▶ **Directions**: Please transcribe the data below exactly. Leave the pictures out.

= = = = = = =

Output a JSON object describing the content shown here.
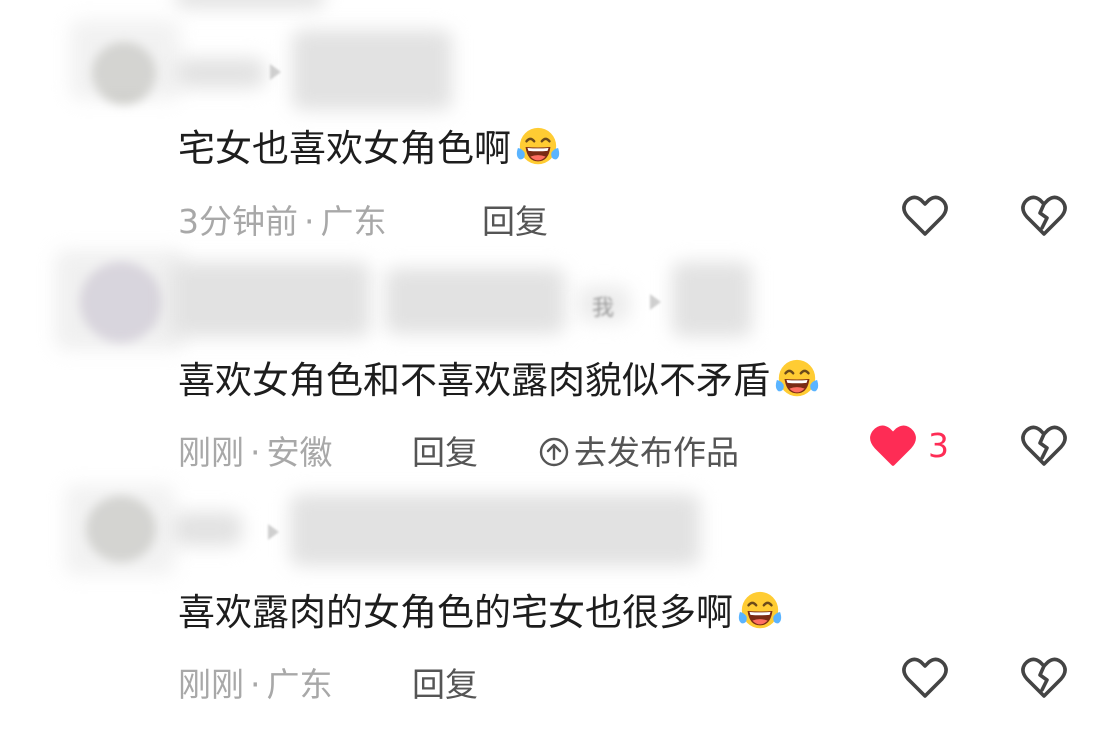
{
  "comments": [
    {
      "text": "宅女也喜欢女角色啊",
      "emoji": "tears-of-joy-emoji",
      "time": "3分钟前",
      "location": "广东",
      "reply_label": "回复",
      "liked": false,
      "like_count": ""
    },
    {
      "text": "喜欢女角色和不喜欢露肉貌似不矛盾",
      "emoji": "tears-of-joy-emoji",
      "time": "刚刚",
      "location": "安徽",
      "reply_label": "回复",
      "publish_label": "去发布作品",
      "liked": true,
      "like_count": "3",
      "blurred_tag": "我"
    },
    {
      "text": "喜欢露肉的女角色的宅女也很多啊",
      "emoji": "tears-of-joy-emoji",
      "time": "刚刚",
      "location": "广东",
      "reply_label": "回复",
      "liked": false,
      "like_count": ""
    }
  ],
  "separator": "·",
  "colors": {
    "like_active": "#fe2c55",
    "meta": "#a8a8a8",
    "text": "#1d1d1d"
  }
}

= = = = = = =

▶ **Solution for this task**:
Output a JSON object describing the content shown here.
{
  "comments": [
    {
      "text": "宅女也喜欢女角色啊",
      "emoji": "tears-of-joy-emoji",
      "time": "3分钟前",
      "location": "广东",
      "reply_label": "回复",
      "liked": false,
      "like_count": ""
    },
    {
      "text": "喜欢女角色和不喜欢露肉貌似不矛盾",
      "emoji": "tears-of-joy-emoji",
      "time": "刚刚",
      "location": "安徽",
      "reply_label": "回复",
      "publish_label": "去发布作品",
      "liked": true,
      "like_count": "3",
      "blurred_tag": "我"
    },
    {
      "text": "喜欢露肉的女角色的宅女也很多啊",
      "emoji": "tears-of-joy-emoji",
      "time": "刚刚",
      "location": "广东",
      "reply_label": "回复",
      "liked": false,
      "like_count": ""
    }
  ],
  "separator": "·",
  "colors": {
    "like_active": "#fe2c55",
    "meta": "#a8a8a8",
    "text": "#1d1d1d"
  }
}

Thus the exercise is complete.